## What the task requires
Copy the items below word for word, keeping every line as it appears, but leave out the pictures.

_ _ _ _ _ _ _

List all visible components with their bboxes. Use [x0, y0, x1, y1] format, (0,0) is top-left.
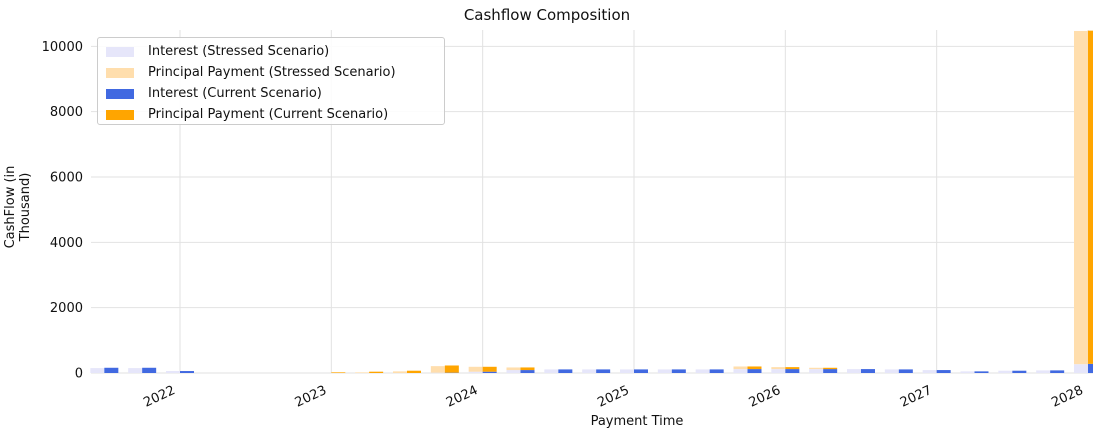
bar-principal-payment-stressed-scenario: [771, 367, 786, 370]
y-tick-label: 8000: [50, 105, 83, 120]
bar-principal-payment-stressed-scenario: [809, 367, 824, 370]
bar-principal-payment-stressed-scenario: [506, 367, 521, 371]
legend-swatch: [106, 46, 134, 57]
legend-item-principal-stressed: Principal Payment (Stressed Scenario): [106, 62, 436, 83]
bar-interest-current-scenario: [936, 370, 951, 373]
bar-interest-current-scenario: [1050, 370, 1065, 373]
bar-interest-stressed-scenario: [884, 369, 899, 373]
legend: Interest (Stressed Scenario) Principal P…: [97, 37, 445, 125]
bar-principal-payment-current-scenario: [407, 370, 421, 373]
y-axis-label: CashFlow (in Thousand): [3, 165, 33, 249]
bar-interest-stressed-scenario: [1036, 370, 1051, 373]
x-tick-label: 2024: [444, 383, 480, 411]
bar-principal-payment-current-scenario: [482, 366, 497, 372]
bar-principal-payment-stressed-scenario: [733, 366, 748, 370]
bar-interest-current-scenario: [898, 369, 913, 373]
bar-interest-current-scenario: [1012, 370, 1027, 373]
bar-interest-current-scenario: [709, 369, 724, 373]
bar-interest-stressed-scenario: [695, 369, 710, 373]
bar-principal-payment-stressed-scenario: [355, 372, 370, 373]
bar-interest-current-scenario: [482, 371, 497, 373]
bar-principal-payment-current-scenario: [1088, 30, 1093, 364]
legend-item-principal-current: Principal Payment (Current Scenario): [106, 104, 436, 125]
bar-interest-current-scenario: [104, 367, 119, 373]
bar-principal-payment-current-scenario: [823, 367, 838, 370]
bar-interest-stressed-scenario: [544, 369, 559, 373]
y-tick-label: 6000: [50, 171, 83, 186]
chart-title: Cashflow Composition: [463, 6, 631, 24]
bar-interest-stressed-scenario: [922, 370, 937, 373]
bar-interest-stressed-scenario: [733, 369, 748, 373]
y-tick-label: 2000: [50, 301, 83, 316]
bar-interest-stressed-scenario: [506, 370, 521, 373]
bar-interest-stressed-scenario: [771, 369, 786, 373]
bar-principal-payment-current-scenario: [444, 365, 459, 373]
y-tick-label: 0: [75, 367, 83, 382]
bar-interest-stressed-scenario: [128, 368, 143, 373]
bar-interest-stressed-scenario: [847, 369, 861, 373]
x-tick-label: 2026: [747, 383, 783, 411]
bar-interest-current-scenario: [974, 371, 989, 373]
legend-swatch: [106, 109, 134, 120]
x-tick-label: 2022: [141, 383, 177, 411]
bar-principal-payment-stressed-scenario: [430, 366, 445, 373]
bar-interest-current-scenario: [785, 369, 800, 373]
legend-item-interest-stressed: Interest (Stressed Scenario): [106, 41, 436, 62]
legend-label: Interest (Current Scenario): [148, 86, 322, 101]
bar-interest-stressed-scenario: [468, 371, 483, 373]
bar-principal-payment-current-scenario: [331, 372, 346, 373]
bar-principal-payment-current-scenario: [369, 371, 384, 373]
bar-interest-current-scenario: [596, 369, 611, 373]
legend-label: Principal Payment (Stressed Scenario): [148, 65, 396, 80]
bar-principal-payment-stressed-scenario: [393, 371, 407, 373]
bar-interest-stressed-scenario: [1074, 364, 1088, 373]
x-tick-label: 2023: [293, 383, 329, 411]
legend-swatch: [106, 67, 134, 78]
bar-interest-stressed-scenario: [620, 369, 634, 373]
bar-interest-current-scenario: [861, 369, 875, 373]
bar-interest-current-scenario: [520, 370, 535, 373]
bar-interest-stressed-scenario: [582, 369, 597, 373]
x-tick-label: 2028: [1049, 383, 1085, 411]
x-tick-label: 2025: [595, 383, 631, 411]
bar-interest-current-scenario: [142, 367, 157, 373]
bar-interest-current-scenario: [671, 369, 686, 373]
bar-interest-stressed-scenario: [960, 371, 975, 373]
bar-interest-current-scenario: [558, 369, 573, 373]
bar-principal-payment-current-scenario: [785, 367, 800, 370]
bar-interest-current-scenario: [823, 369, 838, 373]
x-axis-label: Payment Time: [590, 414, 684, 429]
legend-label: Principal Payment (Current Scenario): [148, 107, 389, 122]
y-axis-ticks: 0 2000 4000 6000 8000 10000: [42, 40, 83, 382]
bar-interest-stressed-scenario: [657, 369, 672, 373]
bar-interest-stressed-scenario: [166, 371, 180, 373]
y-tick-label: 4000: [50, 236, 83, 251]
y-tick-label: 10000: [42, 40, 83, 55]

_ _ _ _ _ _ _

## The solution
List all visible components with their bboxes. Use [x0, y0, x1, y1] format, (0,0) is top-left.
bar-principal-payment-stressed-scenario: [771, 367, 786, 370]
y-tick-label: 8000: [50, 105, 83, 120]
bar-principal-payment-stressed-scenario: [809, 367, 824, 370]
bar-principal-payment-stressed-scenario: [506, 367, 521, 371]
legend-swatch: [106, 46, 134, 57]
legend-item-principal-stressed: Principal Payment (Stressed Scenario): [106, 62, 436, 83]
bar-interest-current-scenario: [936, 370, 951, 373]
bar-interest-current-scenario: [1050, 370, 1065, 373]
bar-interest-stressed-scenario: [884, 369, 899, 373]
legend: Interest (Stressed Scenario) Principal P…: [97, 37, 445, 125]
bar-principal-payment-current-scenario: [407, 370, 421, 373]
y-axis-label: CashFlow (in Thousand): [3, 165, 33, 249]
bar-interest-stressed-scenario: [1036, 370, 1051, 373]
x-tick-label: 2024: [444, 383, 480, 411]
bar-principal-payment-current-scenario: [482, 366, 497, 372]
bar-principal-payment-stressed-scenario: [733, 366, 748, 370]
bar-interest-current-scenario: [898, 369, 913, 373]
bar-interest-current-scenario: [1012, 370, 1027, 373]
bar-interest-current-scenario: [709, 369, 724, 373]
bar-interest-stressed-scenario: [695, 369, 710, 373]
bar-principal-payment-stressed-scenario: [355, 372, 370, 373]
bar-interest-current-scenario: [482, 371, 497, 373]
bar-principal-payment-current-scenario: [1088, 30, 1093, 364]
legend-item-principal-current: Principal Payment (Current Scenario): [106, 104, 436, 125]
bar-interest-current-scenario: [104, 367, 119, 373]
bar-principal-payment-current-scenario: [823, 367, 838, 370]
bar-interest-stressed-scenario: [544, 369, 559, 373]
y-tick-label: 6000: [50, 171, 83, 186]
chart-title: Cashflow Composition: [463, 6, 631, 24]
bar-interest-stressed-scenario: [922, 370, 937, 373]
bar-interest-stressed-scenario: [733, 369, 748, 373]
y-tick-label: 2000: [50, 301, 83, 316]
bar-interest-stressed-scenario: [506, 370, 521, 373]
bar-interest-stressed-scenario: [771, 369, 786, 373]
bar-principal-payment-current-scenario: [444, 365, 459, 373]
y-tick-label: 0: [75, 367, 83, 382]
bar-interest-stressed-scenario: [128, 368, 143, 373]
bar-interest-stressed-scenario: [847, 369, 861, 373]
x-tick-label: 2026: [747, 383, 783, 411]
bar-interest-current-scenario: [974, 371, 989, 373]
legend-swatch: [106, 109, 134, 120]
x-tick-label: 2022: [141, 383, 177, 411]
bar-principal-payment-stressed-scenario: [430, 366, 445, 373]
bar-interest-current-scenario: [785, 369, 800, 373]
legend-item-interest-stressed: Interest (Stressed Scenario): [106, 41, 436, 62]
legend-label: Interest (Current Scenario): [148, 86, 322, 101]
bar-interest-stressed-scenario: [468, 371, 483, 373]
bar-principal-payment-current-scenario: [331, 372, 346, 373]
bar-principal-payment-current-scenario: [369, 371, 384, 373]
bar-interest-current-scenario: [596, 369, 611, 373]
legend-label: Principal Payment (Stressed Scenario): [148, 65, 396, 80]
bar-principal-payment-stressed-scenario: [393, 371, 407, 373]
bar-interest-stressed-scenario: [1074, 364, 1088, 373]
x-tick-label: 2023: [293, 383, 329, 411]
legend-swatch: [106, 67, 134, 78]
bar-interest-stressed-scenario: [620, 369, 634, 373]
bar-interest-current-scenario: [861, 369, 875, 373]
bar-interest-current-scenario: [520, 370, 535, 373]
bar-interest-stressed-scenario: [582, 369, 597, 373]
x-tick-label: 2028: [1049, 383, 1085, 411]
x-tick-label: 2025: [595, 383, 631, 411]
bar-interest-current-scenario: [142, 367, 157, 373]
bar-interest-current-scenario: [671, 369, 686, 373]
bar-interest-stressed-scenario: [960, 371, 975, 373]
bar-interest-current-scenario: [558, 369, 573, 373]
bar-principal-payment-current-scenario: [785, 367, 800, 370]
bar-interest-current-scenario: [823, 369, 838, 373]
x-axis-label: Payment Time: [590, 414, 684, 429]
legend-label: Principal Payment (Current Scenario): [148, 107, 389, 122]
y-axis-ticks: 0 2000 4000 6000 8000 10000: [42, 40, 83, 382]
bar-interest-stressed-scenario: [657, 369, 672, 373]
bar-interest-stressed-scenario: [166, 371, 180, 373]
y-tick-label: 4000: [50, 236, 83, 251]
y-tick-label: 10000: [42, 40, 83, 55]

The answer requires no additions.